Etaamb.openjustice.be
Arrest
gepubliceerd op 17 september 2008

Uittreksel uit arrest nr. 118/2008 van 31 juli 2008 Rolnummer 4347 In zake : de prejudiciële vragen betreffende artikel 470 van het Wetboek van de inkomstenbelastingen 1992, gesteld door het Hof van Beroep te Gent. Het Grondwettelijk Hof samengesteld uit de voorzitters M. Bossuyt en M. Melchior, en de rechters P. Martens, R. Henneuse, (...)

bron
grondwettelijk hof
numac
2008203260
pub.
17/09/2008
prom.
--
staatsblad
https://www.ejustice.just.fgov.be/cgi/article_body(...)
Document Qrcode

GRONDWETTELIJK HOF


Uittreksel uit arrest nr. 118/2008 van 31 juli 2008 Rolnummer 4347 In zake : de prejudiciële vragen betreffende artikel 470 van het Wetboek van de inkomstenbelastingen 1992, gesteld door het Hof van Beroep te Gent.

▸ **Inhoud dataset**
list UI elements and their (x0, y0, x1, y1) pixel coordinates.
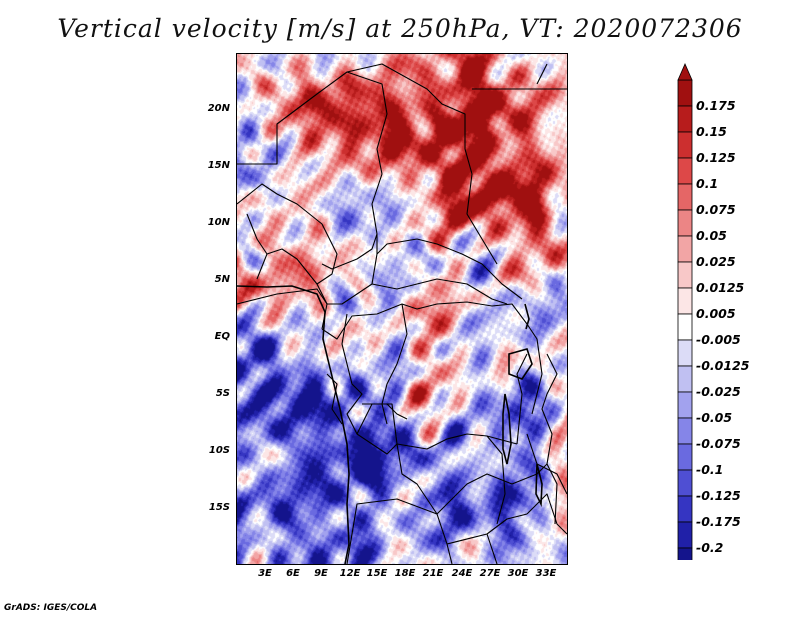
longitude-label: 9E (314, 568, 328, 579)
border-line (346, 63, 498, 265)
colorbar-segment (677, 547, 693, 560)
colorbar-label: 0.05 (696, 228, 727, 243)
colorbar-segment (677, 443, 693, 471)
colorbar-label: -0.075 (696, 436, 741, 451)
longitude-label: 12E (339, 568, 361, 579)
colorbar-label: -0.125 (696, 488, 741, 503)
colorbar-segment (677, 521, 693, 549)
colorbar-label: -0.0125 (696, 358, 750, 373)
lake-tanganyika (502, 393, 512, 465)
border-line (486, 435, 506, 525)
colorbar-label: -0.025 (696, 384, 741, 399)
colorbar-label: -0.175 (696, 514, 741, 529)
coast-west (237, 285, 350, 564)
border-line (381, 303, 408, 425)
border-line (246, 213, 268, 280)
colorbar-segment (677, 261, 693, 289)
colorbar-label: 0.075 (696, 202, 736, 217)
border-line (491, 303, 543, 415)
colorbar-segment (677, 391, 693, 419)
colorbar-segment (677, 131, 693, 159)
border-line (237, 183, 338, 285)
border-line (436, 463, 548, 515)
colorbar-segment (677, 157, 693, 185)
border-line (526, 493, 567, 535)
lake-turkana (524, 303, 530, 330)
colorbar-segment (677, 469, 693, 497)
border-line (327, 253, 378, 305)
longitude-label: 6E (286, 568, 300, 579)
border-line (486, 533, 498, 564)
colorbar-label: 0.15 (696, 124, 727, 139)
colorbar-label: -0.05 (696, 410, 733, 425)
chart-title: Vertical velocity [m/s] at 250hPa, VT: 2… (57, 14, 743, 43)
border-line (446, 513, 528, 545)
border-line (326, 373, 343, 425)
latitude-label: 5N (214, 274, 230, 285)
colorbar-max-arrow (677, 63, 693, 81)
longitude-label: 15E (366, 568, 388, 579)
border-line (362, 403, 408, 420)
latitude-label: 15S (208, 502, 230, 513)
colorbar-label: -0.005 (696, 332, 741, 347)
colorbar-label: -0.1 (696, 462, 724, 477)
colorbar-segment (677, 235, 693, 263)
colorbar-label: 0.005 (696, 306, 736, 321)
border-line (536, 63, 548, 85)
latitude-label: 10N (207, 217, 230, 228)
border-line (237, 288, 328, 305)
country-borders (237, 63, 567, 564)
colorbar (677, 63, 693, 560)
longitude-label: 3E (258, 568, 272, 579)
latitude-label: 15N (207, 160, 230, 171)
border-line (237, 71, 388, 254)
border-line (526, 433, 567, 495)
colorbar-label: 0.175 (696, 98, 736, 113)
border-line (356, 403, 518, 450)
longitude-label: 21E (422, 568, 444, 579)
map-panel (236, 53, 568, 565)
border-line (541, 353, 558, 525)
border-line (266, 248, 328, 330)
border-line (341, 313, 398, 455)
colorbar-segment (677, 313, 693, 341)
colorbar-segment (677, 365, 693, 393)
latitude-label: 20N (207, 103, 230, 114)
latitude-label: EQ (214, 331, 230, 342)
lake-malawi (535, 463, 543, 508)
grads-credit: GrADS: IGES/COLA (4, 603, 98, 613)
colorbar-label: 0.1 (696, 176, 719, 191)
latitude-label: 10S (208, 445, 230, 456)
colorbar-segment (677, 339, 693, 367)
border-line (396, 443, 453, 564)
colorbar-segment (677, 417, 693, 445)
lake-victoria (508, 348, 533, 380)
longitude-label: 33E (535, 568, 557, 579)
colorbar-label: 0.125 (696, 150, 736, 165)
colorbar-segment (677, 79, 693, 107)
border-line (321, 233, 378, 270)
colorbar-segment (677, 209, 693, 237)
border-line (371, 278, 508, 305)
colorbar-label: 0.0125 (696, 280, 745, 295)
colorbar-segment (677, 105, 693, 133)
colorbar-segment (677, 287, 693, 315)
longitude-label: 30E (507, 568, 529, 579)
border-line (376, 238, 523, 300)
colorbar-label: -0.2 (696, 540, 724, 555)
longitude-label: 24E (451, 568, 473, 579)
latitude-label: 5S (215, 388, 230, 399)
border-line (346, 498, 438, 564)
colorbar-segment (677, 183, 693, 211)
vertical-velocity-field (237, 54, 567, 564)
colorbar-segment (677, 495, 693, 523)
longitude-label: 18E (394, 568, 416, 579)
border-line (516, 353, 528, 445)
longitude-label: 27E (479, 568, 501, 579)
colorbar-label: 0.025 (696, 254, 736, 269)
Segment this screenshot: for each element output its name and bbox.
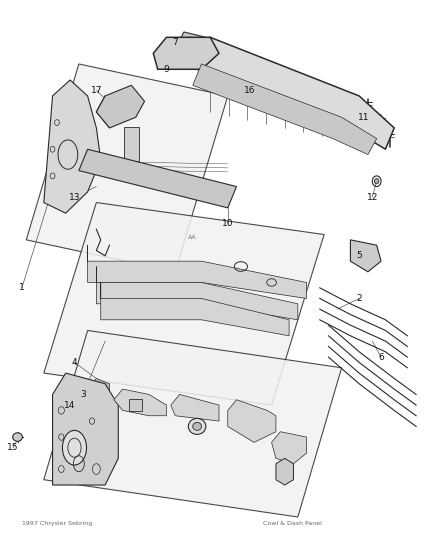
Text: Cowl & Dash Panel: Cowl & Dash Panel: [263, 521, 321, 526]
Ellipse shape: [193, 422, 201, 431]
Text: 14: 14: [64, 401, 76, 409]
Text: 1997 Chrysler Sebring: 1997 Chrysler Sebring: [22, 521, 92, 526]
Polygon shape: [44, 203, 324, 405]
Text: 7: 7: [172, 38, 178, 47]
Text: 11: 11: [358, 113, 369, 122]
Bar: [129, 399, 142, 411]
Text: 13: 13: [69, 193, 80, 201]
Polygon shape: [153, 37, 219, 69]
Text: 3: 3: [80, 390, 86, 399]
Polygon shape: [101, 282, 289, 336]
Polygon shape: [96, 266, 298, 320]
Text: 5: 5: [356, 252, 362, 260]
Text: ÀÀ: ÀÀ: [188, 235, 197, 240]
Polygon shape: [79, 149, 237, 208]
Polygon shape: [272, 432, 307, 464]
Ellipse shape: [63, 431, 87, 465]
Polygon shape: [193, 64, 377, 155]
Ellipse shape: [374, 179, 379, 184]
Polygon shape: [44, 330, 342, 517]
Polygon shape: [88, 245, 307, 298]
Polygon shape: [228, 400, 276, 442]
Ellipse shape: [188, 418, 206, 434]
Polygon shape: [88, 378, 110, 405]
Polygon shape: [44, 80, 101, 213]
Polygon shape: [53, 373, 118, 485]
Text: 9: 9: [163, 65, 170, 74]
Text: 6: 6: [378, 353, 384, 361]
Polygon shape: [26, 64, 228, 272]
Text: 1: 1: [19, 284, 25, 292]
Text: 16: 16: [244, 86, 255, 95]
Text: 12: 12: [367, 193, 378, 201]
Polygon shape: [276, 458, 293, 485]
Polygon shape: [114, 389, 166, 416]
Text: 15: 15: [7, 443, 19, 452]
Polygon shape: [158, 37, 394, 149]
Text: 4: 4: [72, 358, 77, 367]
Text: 10: 10: [222, 220, 233, 228]
Bar: [124, 127, 139, 161]
Polygon shape: [350, 240, 381, 272]
Polygon shape: [175, 32, 215, 64]
Polygon shape: [171, 394, 219, 421]
Polygon shape: [96, 85, 145, 128]
Ellipse shape: [13, 433, 22, 441]
Text: 2: 2: [357, 294, 362, 303]
Text: 17: 17: [91, 86, 102, 95]
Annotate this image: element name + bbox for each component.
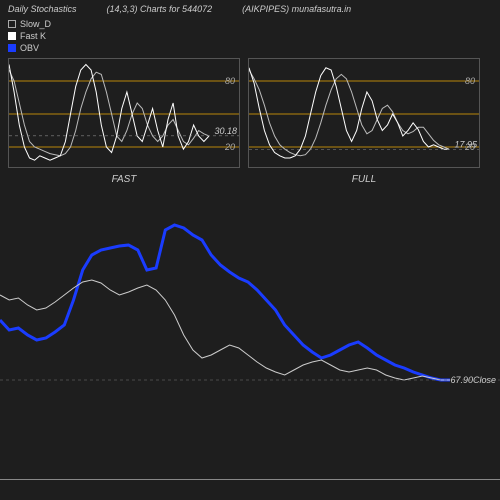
stoch-panels: 20 80 30.18 FAST 20 80 17.95 FULL	[0, 58, 500, 185]
fast-chart-svg: 20 80 30.18	[9, 59, 239, 169]
bottom-axis-line	[0, 479, 500, 480]
swatch-obv	[8, 44, 16, 52]
panel-full: 208017.95	[248, 58, 480, 168]
title-text: Daily Stochastics	[8, 4, 77, 14]
svg-text:80: 80	[465, 76, 475, 86]
swatch-fast-k	[8, 32, 16, 40]
svg-text:67.90Close: 67.90Close	[450, 375, 496, 385]
chart-header: Daily Stochastics (14,3,3) Charts for 54…	[0, 0, 500, 16]
symbol-text: (AIKPIPES) munafasutra.in	[242, 4, 351, 14]
legend-label: Slow_D	[20, 18, 51, 30]
main-chart: 67.90Close	[0, 200, 500, 500]
legend-item: Slow_D	[8, 18, 492, 30]
svg-text:30.18: 30.18	[214, 126, 237, 136]
legend-item: OBV	[8, 42, 492, 54]
swatch-slow-d	[8, 20, 16, 28]
svg-text:17.95: 17.95	[454, 139, 478, 149]
legend-label: Fast K	[20, 30, 46, 42]
params-text: (14,3,3) Charts for 544072	[107, 4, 213, 14]
panel-label-fast: FAST	[8, 168, 240, 185]
legend-item: Fast K	[8, 30, 492, 42]
panel-fast: 20 80 30.18	[8, 58, 240, 168]
panel-fast-wrap: 20 80 30.18 FAST	[8, 58, 240, 185]
svg-text:20: 20	[224, 142, 235, 152]
panel-full-wrap: 208017.95 FULL	[248, 58, 480, 185]
panel-label-full: FULL	[248, 168, 480, 185]
main-chart-svg: 67.90Close	[0, 200, 500, 490]
full-chart-svg: 208017.95	[249, 59, 479, 169]
legend: Slow_D Fast K OBV	[0, 16, 500, 56]
svg-text:80: 80	[225, 76, 235, 86]
legend-label: OBV	[20, 42, 39, 54]
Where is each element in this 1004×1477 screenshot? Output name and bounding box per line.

▸ **Opdracht**
Herschrijf het gedeelte van de aangeleverde tekst dat opent met de woorden "Etaamb.openjustice.be" en sluit met "R. Henneuse, (...)", waarbij "Gent" overal wordt vervangen door "Antwerpen". De regels hierboven zijn afzonderlijk materiaal en staan los van de aangeleverde tekst.

▸ **Het resultaat**
Etaamb.openjustice.be
Arrest
gepubliceerd op 17 september 2008

Uittreksel uit arrest nr. 118/2008 van 31 juli 2008 Rolnummer 4347 In zake : de prejudiciële vragen betreffende artikel 470 van het Wetboek van de inkomstenbelastingen 1992, gesteld door het Hof van Beroep te Antwerpen. Het Grondwettelijk Hof samengesteld uit de voorzitters M. Bossuyt en M. Melchior, en de rechters P. Martens, R. Henneuse, (...)